(Data items)
--*--

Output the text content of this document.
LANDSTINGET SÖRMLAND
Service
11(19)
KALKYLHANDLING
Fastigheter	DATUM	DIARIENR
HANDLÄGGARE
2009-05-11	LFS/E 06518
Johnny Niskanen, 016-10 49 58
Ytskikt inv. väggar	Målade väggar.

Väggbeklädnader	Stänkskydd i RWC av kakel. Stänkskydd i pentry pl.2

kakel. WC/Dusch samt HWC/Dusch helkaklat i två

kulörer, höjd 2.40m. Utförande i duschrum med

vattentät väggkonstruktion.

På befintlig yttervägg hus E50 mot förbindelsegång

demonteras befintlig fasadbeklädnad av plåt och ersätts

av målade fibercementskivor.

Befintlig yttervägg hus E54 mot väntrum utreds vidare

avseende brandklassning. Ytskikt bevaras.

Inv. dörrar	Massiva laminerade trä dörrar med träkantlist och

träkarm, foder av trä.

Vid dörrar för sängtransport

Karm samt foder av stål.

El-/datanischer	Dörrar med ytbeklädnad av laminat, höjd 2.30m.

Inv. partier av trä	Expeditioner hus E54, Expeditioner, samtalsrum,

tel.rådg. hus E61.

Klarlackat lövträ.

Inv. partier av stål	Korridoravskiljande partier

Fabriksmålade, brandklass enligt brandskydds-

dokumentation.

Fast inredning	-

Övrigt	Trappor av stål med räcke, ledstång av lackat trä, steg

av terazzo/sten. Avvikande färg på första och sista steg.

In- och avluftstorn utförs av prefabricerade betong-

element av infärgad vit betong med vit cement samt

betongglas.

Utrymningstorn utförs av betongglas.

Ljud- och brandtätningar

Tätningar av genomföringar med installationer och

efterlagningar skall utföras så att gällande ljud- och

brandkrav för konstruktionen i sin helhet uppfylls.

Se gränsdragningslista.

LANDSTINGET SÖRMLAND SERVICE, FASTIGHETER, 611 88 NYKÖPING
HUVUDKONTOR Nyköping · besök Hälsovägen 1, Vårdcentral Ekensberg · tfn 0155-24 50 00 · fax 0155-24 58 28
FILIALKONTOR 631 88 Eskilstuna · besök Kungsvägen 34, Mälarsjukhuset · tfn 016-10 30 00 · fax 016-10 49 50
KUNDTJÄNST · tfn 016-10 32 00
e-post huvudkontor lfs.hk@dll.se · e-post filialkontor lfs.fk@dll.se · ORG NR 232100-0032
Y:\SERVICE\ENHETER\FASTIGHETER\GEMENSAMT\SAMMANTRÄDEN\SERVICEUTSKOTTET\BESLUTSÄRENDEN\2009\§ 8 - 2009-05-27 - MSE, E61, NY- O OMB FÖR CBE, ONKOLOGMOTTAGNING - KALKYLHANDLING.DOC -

--*--

DESCRIPTION OF THE TASK: Could you return the data above exactly as it stands?

SOLUTION BELOW:
Output the text content of this document.
LANDSTINGET SÖRMLAND
Service
11(19)
KALKYLHANDLING
Fastigheter	DATUM	DIARIENR
HANDLÄGGARE
2009-05-11	LFS/E 06518
Johnny Niskanen, 016-10 49 58
Ytskikt inv. väggar	Målade väggar.

Väggbeklädnader	Stänkskydd i RWC av kakel. Stänkskydd i pentry pl.2

kakel. WC/Dusch samt HWC/Dusch helkaklat i två

kulörer, höjd 2.40m. Utförande i duschrum med

vattentät väggkonstruktion.

På befintlig yttervägg hus E50 mot förbindelsegång

demonteras befintlig fasadbeklädnad av plåt och ersätts

av målade fibercementskivor.

Befintlig yttervägg hus E54 mot väntrum utreds vidare

avseende brandklassning. Ytskikt bevaras.

Inv. dörrar	Massiva laminerade trä dörrar med träkantlist och

träkarm, foder av trä.

Vid dörrar för sängtransport

Karm samt foder av stål.

El-/datanischer	Dörrar med ytbeklädnad av laminat, höjd 2.30m.

Inv. partier av trä	Expeditioner hus E54, Expeditioner, samtalsrum,

tel.rådg. hus E61.

Klarlackat lövträ.

Inv. partier av stål	Korridoravskiljande partier

Fabriksmålade, brandklass enligt brandskydds-

dokumentation.

Fast inredning	-

Övrigt	Trappor av stål med räcke, ledstång av lackat trä, steg

av terazzo/sten. Avvikande färg på första och sista steg.

In- och avluftstorn utförs av prefabricerade betong-

element av infärgad vit betong med vit cement samt

betongglas.

Utrymningstorn utförs av betongglas.

Ljud- och brandtätningar

Tätningar av genomföringar med installationer och

efterlagningar skall utföras så att gällande ljud- och

brandkrav för konstruktionen i sin helhet uppfylls.

Se gränsdragningslista.

LANDSTINGET SÖRMLAND SERVICE, FASTIGHETER, 611 88 NYKÖPING
HUVUDKONTOR Nyköping · besök Hälsovägen 1, Vårdcentral Ekensberg · tfn 0155-24 50 00 · fax 0155-24 58 28
FILIALKONTOR 631 88 Eskilstuna · besök Kungsvägen 34, Mälarsjukhuset · tfn 016-10 30 00 · fax 016-10 49 50
KUNDTJÄNST · tfn 016-10 32 00
e-post huvudkontor lfs.hk@dll.se · e-post filialkontor lfs.fk@dll.se · ORG NR 232100-0032
Y:\SERVICE\ENHETER\FASTIGHETER\GEMENSAMT\SAMMANTRÄDEN\SERVICEUTSKOTTET\BESLUTSÄRENDEN\2009\§ 8 - 2009-05-27 - MSE, E61, NY- O OMB FÖR CBE, ONKOLOGMOTTAGNING - KALKYLHANDLING.DOC -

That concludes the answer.